[Instruction] Scan the records below for lines with the word "color", then state how many you find and nothing else.

☆ ☆ ☆

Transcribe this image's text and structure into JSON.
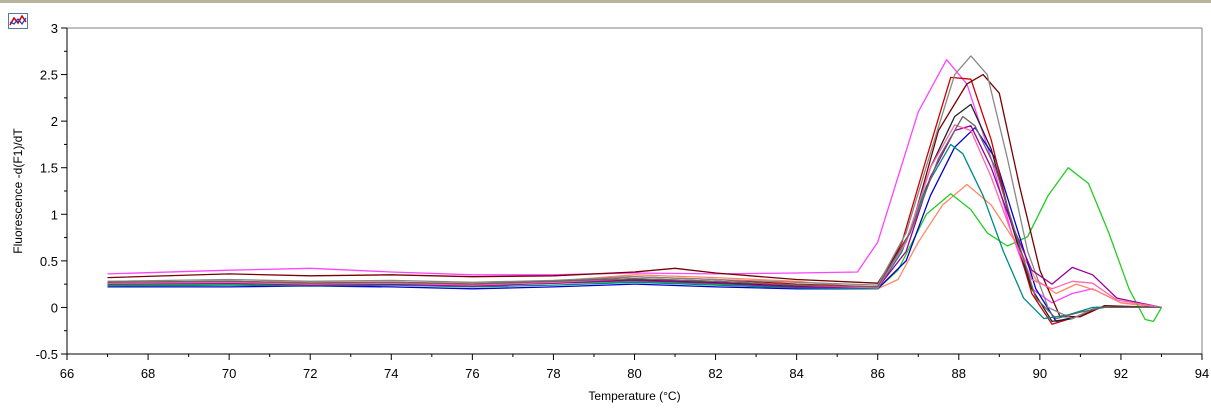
{
  "chart_data": {
    "type": "line",
    "title": "",
    "xlabel": "Temperature (°C)",
    "ylabel": "Fluorescence -d(F1)/dT",
    "xlim": [
      66,
      94
    ],
    "ylim": [
      -0.5,
      3
    ],
    "xticks": [
      66,
      68,
      70,
      72,
      74,
      76,
      78,
      80,
      82,
      84,
      86,
      88,
      90,
      92,
      94
    ],
    "yticks": [
      -0.5,
      0,
      0.5,
      1,
      1.5,
      2,
      2.5,
      3
    ],
    "ytick_labels": [
      "-0.5",
      "0",
      "0.5",
      "1",
      "1.5",
      "2",
      "2.5",
      "3"
    ],
    "grid": false,
    "legend": "none",
    "series": [
      {
        "color": "#ff44ff",
        "points": [
          [
            67,
            0.36
          ],
          [
            70,
            0.4
          ],
          [
            72,
            0.42
          ],
          [
            74,
            0.38
          ],
          [
            76,
            0.35
          ],
          [
            78,
            0.35
          ],
          [
            80,
            0.37
          ],
          [
            82,
            0.36
          ],
          [
            84,
            0.37
          ],
          [
            85.5,
            0.38
          ],
          [
            86,
            0.7
          ],
          [
            86.5,
            1.4
          ],
          [
            87,
            2.1
          ],
          [
            87.7,
            2.66
          ],
          [
            88.2,
            2.4
          ],
          [
            88.8,
            1.6
          ],
          [
            89.3,
            0.8
          ],
          [
            89.8,
            0.2
          ],
          [
            90.3,
            0.05
          ],
          [
            90.8,
            0.15
          ],
          [
            91.3,
            0.2
          ],
          [
            92,
            0.05
          ],
          [
            93,
            0.0
          ]
        ]
      },
      {
        "color": "#ff8866",
        "points": [
          [
            67,
            0.25
          ],
          [
            70,
            0.28
          ],
          [
            72,
            0.27
          ],
          [
            74,
            0.27
          ],
          [
            76,
            0.26
          ],
          [
            78,
            0.28
          ],
          [
            80,
            0.35
          ],
          [
            82,
            0.32
          ],
          [
            84,
            0.28
          ],
          [
            86,
            0.2
          ],
          [
            86.5,
            0.3
          ],
          [
            87,
            0.7
          ],
          [
            87.6,
            1.1
          ],
          [
            88.2,
            1.32
          ],
          [
            88.8,
            1.1
          ],
          [
            89.4,
            0.7
          ],
          [
            89.9,
            0.3
          ],
          [
            90.4,
            0.15
          ],
          [
            90.9,
            0.25
          ],
          [
            91.4,
            0.18
          ],
          [
            92,
            0.05
          ],
          [
            93,
            0.0
          ]
        ]
      },
      {
        "color": "#22cc22",
        "points": [
          [
            67,
            0.24
          ],
          [
            70,
            0.25
          ],
          [
            72,
            0.24
          ],
          [
            74,
            0.25
          ],
          [
            76,
            0.24
          ],
          [
            78,
            0.26
          ],
          [
            80,
            0.28
          ],
          [
            82,
            0.25
          ],
          [
            84,
            0.22
          ],
          [
            86,
            0.2
          ],
          [
            86.5,
            0.4
          ],
          [
            87.2,
            1.0
          ],
          [
            87.8,
            1.22
          ],
          [
            88.3,
            1.05
          ],
          [
            88.7,
            0.8
          ],
          [
            89.2,
            0.66
          ],
          [
            89.7,
            0.76
          ],
          [
            90.2,
            1.2
          ],
          [
            90.7,
            1.5
          ],
          [
            91.2,
            1.33
          ],
          [
            91.7,
            0.8
          ],
          [
            92.2,
            0.2
          ],
          [
            92.6,
            -0.13
          ],
          [
            92.8,
            -0.15
          ],
          [
            93,
            0.0
          ]
        ]
      },
      {
        "color": "#0000cc",
        "points": [
          [
            67,
            0.22
          ],
          [
            70,
            0.22
          ],
          [
            72,
            0.23
          ],
          [
            74,
            0.22
          ],
          [
            76,
            0.2
          ],
          [
            78,
            0.22
          ],
          [
            80,
            0.25
          ],
          [
            82,
            0.22
          ],
          [
            84,
            0.2
          ],
          [
            86,
            0.2
          ],
          [
            86.7,
            0.5
          ],
          [
            87.3,
            1.2
          ],
          [
            87.9,
            1.72
          ],
          [
            88.4,
            1.93
          ],
          [
            88.9,
            1.6
          ],
          [
            89.4,
            0.9
          ],
          [
            89.9,
            0.2
          ],
          [
            90.4,
            -0.15
          ],
          [
            90.9,
            -0.1
          ],
          [
            91.5,
            0.0
          ],
          [
            93,
            0.0
          ]
        ]
      },
      {
        "color": "#cc0000",
        "points": [
          [
            67,
            0.27
          ],
          [
            70,
            0.28
          ],
          [
            72,
            0.26
          ],
          [
            74,
            0.27
          ],
          [
            76,
            0.25
          ],
          [
            78,
            0.28
          ],
          [
            80,
            0.33
          ],
          [
            82,
            0.3
          ],
          [
            84,
            0.25
          ],
          [
            86,
            0.22
          ],
          [
            86.6,
            0.7
          ],
          [
            87.2,
            1.6
          ],
          [
            87.8,
            2.47
          ],
          [
            88.3,
            2.45
          ],
          [
            88.8,
            1.8
          ],
          [
            89.3,
            0.9
          ],
          [
            89.8,
            0.15
          ],
          [
            90.3,
            -0.18
          ],
          [
            90.9,
            -0.1
          ],
          [
            91.5,
            0.0
          ],
          [
            93,
            0.0
          ]
        ]
      },
      {
        "color": "#770000",
        "points": [
          [
            67,
            0.32
          ],
          [
            70,
            0.36
          ],
          [
            72,
            0.34
          ],
          [
            74,
            0.35
          ],
          [
            76,
            0.33
          ],
          [
            78,
            0.34
          ],
          [
            80,
            0.38
          ],
          [
            81,
            0.42
          ],
          [
            82,
            0.37
          ],
          [
            84,
            0.3
          ],
          [
            86,
            0.26
          ],
          [
            86.8,
            0.8
          ],
          [
            87.5,
            1.9
          ],
          [
            88.2,
            2.4
          ],
          [
            88.6,
            2.5
          ],
          [
            89,
            2.3
          ],
          [
            89.5,
            1.3
          ],
          [
            90,
            0.4
          ],
          [
            90.5,
            -0.1
          ],
          [
            91,
            -0.1
          ],
          [
            91.6,
            0.02
          ],
          [
            93,
            0.0
          ]
        ]
      },
      {
        "color": "#222222",
        "points": [
          [
            67,
            0.26
          ],
          [
            70,
            0.27
          ],
          [
            72,
            0.25
          ],
          [
            74,
            0.26
          ],
          [
            76,
            0.24
          ],
          [
            78,
            0.27
          ],
          [
            80,
            0.3
          ],
          [
            82,
            0.27
          ],
          [
            84,
            0.23
          ],
          [
            86,
            0.22
          ],
          [
            86.7,
            0.7
          ],
          [
            87.3,
            1.5
          ],
          [
            87.9,
            2.05
          ],
          [
            88.3,
            2.18
          ],
          [
            88.8,
            1.7
          ],
          [
            89.3,
            0.9
          ],
          [
            89.8,
            0.2
          ],
          [
            90.3,
            -0.15
          ],
          [
            90.8,
            -0.12
          ],
          [
            91.4,
            0.0
          ],
          [
            93,
            0.0
          ]
        ]
      },
      {
        "color": "#888888",
        "points": [
          [
            67,
            0.28
          ],
          [
            70,
            0.3
          ],
          [
            72,
            0.28
          ],
          [
            74,
            0.29
          ],
          [
            76,
            0.27
          ],
          [
            78,
            0.29
          ],
          [
            80,
            0.33
          ],
          [
            82,
            0.3
          ],
          [
            84,
            0.27
          ],
          [
            86,
            0.24
          ],
          [
            86.7,
            0.8
          ],
          [
            87.4,
            1.8
          ],
          [
            87.9,
            2.5
          ],
          [
            88.3,
            2.7
          ],
          [
            88.7,
            2.5
          ],
          [
            89.2,
            1.6
          ],
          [
            89.7,
            0.6
          ],
          [
            90.2,
            0.0
          ],
          [
            90.8,
            -0.12
          ],
          [
            91.4,
            0.0
          ],
          [
            93,
            0.0
          ]
        ]
      },
      {
        "color": "#008888",
        "points": [
          [
            67,
            0.23
          ],
          [
            70,
            0.24
          ],
          [
            72,
            0.23
          ],
          [
            74,
            0.24
          ],
          [
            76,
            0.22
          ],
          [
            78,
            0.24
          ],
          [
            80,
            0.27
          ],
          [
            82,
            0.24
          ],
          [
            84,
            0.21
          ],
          [
            86,
            0.2
          ],
          [
            86.6,
            0.6
          ],
          [
            87.2,
            1.3
          ],
          [
            87.8,
            1.75
          ],
          [
            88.1,
            1.65
          ],
          [
            88.6,
            1.2
          ],
          [
            89.1,
            0.6
          ],
          [
            89.6,
            0.1
          ],
          [
            90.1,
            -0.12
          ],
          [
            90.7,
            -0.08
          ],
          [
            91.3,
            0.0
          ],
          [
            93,
            0.0
          ]
        ]
      },
      {
        "color": "#990099",
        "points": [
          [
            67,
            0.25
          ],
          [
            70,
            0.26
          ],
          [
            72,
            0.24
          ],
          [
            74,
            0.25
          ],
          [
            76,
            0.23
          ],
          [
            78,
            0.26
          ],
          [
            80,
            0.29
          ],
          [
            82,
            0.26
          ],
          [
            84,
            0.22
          ],
          [
            86,
            0.21
          ],
          [
            86.7,
            0.6
          ],
          [
            87.3,
            1.4
          ],
          [
            87.9,
            1.9
          ],
          [
            88.3,
            1.95
          ],
          [
            88.8,
            1.5
          ],
          [
            89.3,
            0.9
          ],
          [
            89.8,
            0.4
          ],
          [
            90.3,
            0.25
          ],
          [
            90.8,
            0.43
          ],
          [
            91.3,
            0.35
          ],
          [
            91.9,
            0.1
          ],
          [
            93,
            0.0
          ]
        ]
      },
      {
        "color": "#ff66aa",
        "points": [
          [
            67,
            0.26
          ],
          [
            70,
            0.27
          ],
          [
            72,
            0.25
          ],
          [
            74,
            0.26
          ],
          [
            76,
            0.24
          ],
          [
            78,
            0.27
          ],
          [
            80,
            0.31
          ],
          [
            82,
            0.28
          ],
          [
            84,
            0.24
          ],
          [
            86,
            0.21
          ],
          [
            86.7,
            0.7
          ],
          [
            87.3,
            1.5
          ],
          [
            87.9,
            1.96
          ],
          [
            88.3,
            1.9
          ],
          [
            88.8,
            1.4
          ],
          [
            89.3,
            0.8
          ],
          [
            89.8,
            0.3
          ],
          [
            90.3,
            0.2
          ],
          [
            90.8,
            0.28
          ],
          [
            91.3,
            0.26
          ],
          [
            91.9,
            0.08
          ],
          [
            93,
            0.0
          ]
        ]
      },
      {
        "color": "#666666",
        "points": [
          [
            67,
            0.27
          ],
          [
            70,
            0.28
          ],
          [
            72,
            0.26
          ],
          [
            74,
            0.27
          ],
          [
            76,
            0.25
          ],
          [
            78,
            0.28
          ],
          [
            80,
            0.31
          ],
          [
            82,
            0.28
          ],
          [
            84,
            0.24
          ],
          [
            86,
            0.22
          ],
          [
            86.8,
            0.8
          ],
          [
            87.5,
            1.6
          ],
          [
            88.1,
            2.05
          ],
          [
            88.4,
            1.95
          ],
          [
            88.9,
            1.5
          ],
          [
            89.4,
            0.8
          ],
          [
            89.9,
            0.1
          ],
          [
            90.4,
            -0.12
          ],
          [
            91,
            -0.05
          ],
          [
            91.6,
            0.0
          ],
          [
            93,
            0.0
          ]
        ]
      }
    ]
  }
}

☆ ☆ ☆

[Completed task] 12